** START OF RECORDS SUPPLIED **
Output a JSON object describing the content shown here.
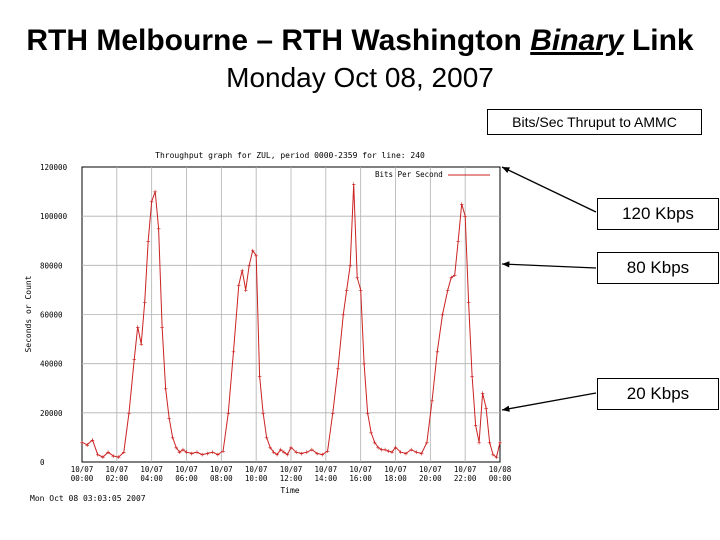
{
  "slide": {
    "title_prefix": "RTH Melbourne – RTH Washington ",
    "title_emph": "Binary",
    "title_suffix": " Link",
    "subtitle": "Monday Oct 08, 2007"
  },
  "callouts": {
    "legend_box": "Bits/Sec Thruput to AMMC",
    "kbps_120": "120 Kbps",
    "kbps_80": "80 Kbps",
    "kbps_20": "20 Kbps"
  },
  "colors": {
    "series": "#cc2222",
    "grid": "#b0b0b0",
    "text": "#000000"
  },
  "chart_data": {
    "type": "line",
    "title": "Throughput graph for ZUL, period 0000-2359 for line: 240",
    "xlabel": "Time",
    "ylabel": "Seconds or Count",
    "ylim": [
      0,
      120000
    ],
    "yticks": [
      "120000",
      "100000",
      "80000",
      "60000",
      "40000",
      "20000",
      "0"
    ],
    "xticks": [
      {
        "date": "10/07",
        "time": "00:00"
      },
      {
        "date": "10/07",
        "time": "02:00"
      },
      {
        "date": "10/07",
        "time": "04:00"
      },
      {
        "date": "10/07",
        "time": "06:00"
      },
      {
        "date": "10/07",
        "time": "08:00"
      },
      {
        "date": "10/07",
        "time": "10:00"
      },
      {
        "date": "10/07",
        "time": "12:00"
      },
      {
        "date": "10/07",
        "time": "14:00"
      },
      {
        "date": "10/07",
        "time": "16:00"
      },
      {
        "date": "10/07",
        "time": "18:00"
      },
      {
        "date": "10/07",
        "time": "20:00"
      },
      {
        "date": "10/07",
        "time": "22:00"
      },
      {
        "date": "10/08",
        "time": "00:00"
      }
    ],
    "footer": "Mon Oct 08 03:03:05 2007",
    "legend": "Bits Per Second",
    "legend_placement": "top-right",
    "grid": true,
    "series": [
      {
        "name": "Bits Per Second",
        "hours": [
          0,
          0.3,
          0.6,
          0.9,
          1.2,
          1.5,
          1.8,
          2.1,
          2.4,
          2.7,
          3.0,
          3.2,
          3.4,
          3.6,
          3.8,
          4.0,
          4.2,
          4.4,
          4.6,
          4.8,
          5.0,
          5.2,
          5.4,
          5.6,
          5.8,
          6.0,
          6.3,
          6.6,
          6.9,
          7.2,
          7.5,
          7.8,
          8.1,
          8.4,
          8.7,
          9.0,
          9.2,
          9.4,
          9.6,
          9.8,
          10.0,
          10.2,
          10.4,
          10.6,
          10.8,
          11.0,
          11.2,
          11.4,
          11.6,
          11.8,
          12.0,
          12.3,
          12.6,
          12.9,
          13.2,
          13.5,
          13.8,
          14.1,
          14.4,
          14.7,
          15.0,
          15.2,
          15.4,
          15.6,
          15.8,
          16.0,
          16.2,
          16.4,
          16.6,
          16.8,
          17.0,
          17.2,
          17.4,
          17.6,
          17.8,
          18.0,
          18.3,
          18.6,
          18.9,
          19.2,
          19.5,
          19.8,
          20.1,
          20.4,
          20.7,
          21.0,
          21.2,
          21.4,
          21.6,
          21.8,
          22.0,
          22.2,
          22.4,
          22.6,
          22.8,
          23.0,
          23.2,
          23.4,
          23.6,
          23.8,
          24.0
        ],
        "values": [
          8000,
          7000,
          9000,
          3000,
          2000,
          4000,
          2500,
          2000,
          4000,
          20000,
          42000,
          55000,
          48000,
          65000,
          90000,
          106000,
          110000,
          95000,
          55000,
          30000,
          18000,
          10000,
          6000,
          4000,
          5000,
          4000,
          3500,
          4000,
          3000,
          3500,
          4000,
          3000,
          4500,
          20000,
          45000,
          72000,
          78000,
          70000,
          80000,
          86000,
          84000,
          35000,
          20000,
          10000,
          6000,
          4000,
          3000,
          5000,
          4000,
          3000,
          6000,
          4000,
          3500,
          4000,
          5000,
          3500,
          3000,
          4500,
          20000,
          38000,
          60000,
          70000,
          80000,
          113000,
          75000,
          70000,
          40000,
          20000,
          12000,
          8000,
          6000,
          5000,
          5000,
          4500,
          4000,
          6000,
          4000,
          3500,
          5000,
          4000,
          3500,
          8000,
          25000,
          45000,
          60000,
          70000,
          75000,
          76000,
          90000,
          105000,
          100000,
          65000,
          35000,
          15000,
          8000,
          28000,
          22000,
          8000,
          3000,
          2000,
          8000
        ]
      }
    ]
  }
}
** END OF RECORDS SUPPLIED **
Restate the entire listing word for word, excluding pictures.

### TASK RESPONSE
Output a JSON object describing the content shown here.
{
  "slide": {
    "title_prefix": "RTH Melbourne – RTH Washington ",
    "title_emph": "Binary",
    "title_suffix": " Link",
    "subtitle": "Monday Oct 08, 2007"
  },
  "callouts": {
    "legend_box": "Bits/Sec Thruput to AMMC",
    "kbps_120": "120 Kbps",
    "kbps_80": "80 Kbps",
    "kbps_20": "20 Kbps"
  },
  "colors": {
    "series": "#cc2222",
    "grid": "#b0b0b0",
    "text": "#000000"
  },
  "chart_data": {
    "type": "line",
    "title": "Throughput graph for ZUL, period 0000-2359 for line: 240",
    "xlabel": "Time",
    "ylabel": "Seconds or Count",
    "ylim": [
      0,
      120000
    ],
    "yticks": [
      "120000",
      "100000",
      "80000",
      "60000",
      "40000",
      "20000",
      "0"
    ],
    "xticks": [
      {
        "date": "10/07",
        "time": "00:00"
      },
      {
        "date": "10/07",
        "time": "02:00"
      },
      {
        "date": "10/07",
        "time": "04:00"
      },
      {
        "date": "10/07",
        "time": "06:00"
      },
      {
        "date": "10/07",
        "time": "08:00"
      },
      {
        "date": "10/07",
        "time": "10:00"
      },
      {
        "date": "10/07",
        "time": "12:00"
      },
      {
        "date": "10/07",
        "time": "14:00"
      },
      {
        "date": "10/07",
        "time": "16:00"
      },
      {
        "date": "10/07",
        "time": "18:00"
      },
      {
        "date": "10/07",
        "time": "20:00"
      },
      {
        "date": "10/07",
        "time": "22:00"
      },
      {
        "date": "10/08",
        "time": "00:00"
      }
    ],
    "footer": "Mon Oct 08 03:03:05 2007",
    "legend": "Bits Per Second",
    "legend_placement": "top-right",
    "grid": true,
    "series": [
      {
        "name": "Bits Per Second",
        "hours": [
          0,
          0.3,
          0.6,
          0.9,
          1.2,
          1.5,
          1.8,
          2.1,
          2.4,
          2.7,
          3.0,
          3.2,
          3.4,
          3.6,
          3.8,
          4.0,
          4.2,
          4.4,
          4.6,
          4.8,
          5.0,
          5.2,
          5.4,
          5.6,
          5.8,
          6.0,
          6.3,
          6.6,
          6.9,
          7.2,
          7.5,
          7.8,
          8.1,
          8.4,
          8.7,
          9.0,
          9.2,
          9.4,
          9.6,
          9.8,
          10.0,
          10.2,
          10.4,
          10.6,
          10.8,
          11.0,
          11.2,
          11.4,
          11.6,
          11.8,
          12.0,
          12.3,
          12.6,
          12.9,
          13.2,
          13.5,
          13.8,
          14.1,
          14.4,
          14.7,
          15.0,
          15.2,
          15.4,
          15.6,
          15.8,
          16.0,
          16.2,
          16.4,
          16.6,
          16.8,
          17.0,
          17.2,
          17.4,
          17.6,
          17.8,
          18.0,
          18.3,
          18.6,
          18.9,
          19.2,
          19.5,
          19.8,
          20.1,
          20.4,
          20.7,
          21.0,
          21.2,
          21.4,
          21.6,
          21.8,
          22.0,
          22.2,
          22.4,
          22.6,
          22.8,
          23.0,
          23.2,
          23.4,
          23.6,
          23.8,
          24.0
        ],
        "values": [
          8000,
          7000,
          9000,
          3000,
          2000,
          4000,
          2500,
          2000,
          4000,
          20000,
          42000,
          55000,
          48000,
          65000,
          90000,
          106000,
          110000,
          95000,
          55000,
          30000,
          18000,
          10000,
          6000,
          4000,
          5000,
          4000,
          3500,
          4000,
          3000,
          3500,
          4000,
          3000,
          4500,
          20000,
          45000,
          72000,
          78000,
          70000,
          80000,
          86000,
          84000,
          35000,
          20000,
          10000,
          6000,
          4000,
          3000,
          5000,
          4000,
          3000,
          6000,
          4000,
          3500,
          4000,
          5000,
          3500,
          3000,
          4500,
          20000,
          38000,
          60000,
          70000,
          80000,
          113000,
          75000,
          70000,
          40000,
          20000,
          12000,
          8000,
          6000,
          5000,
          5000,
          4500,
          4000,
          6000,
          4000,
          3500,
          5000,
          4000,
          3500,
          8000,
          25000,
          45000,
          60000,
          70000,
          75000,
          76000,
          90000,
          105000,
          100000,
          65000,
          35000,
          15000,
          8000,
          28000,
          22000,
          8000,
          3000,
          2000,
          8000
        ]
      }
    ]
  }
}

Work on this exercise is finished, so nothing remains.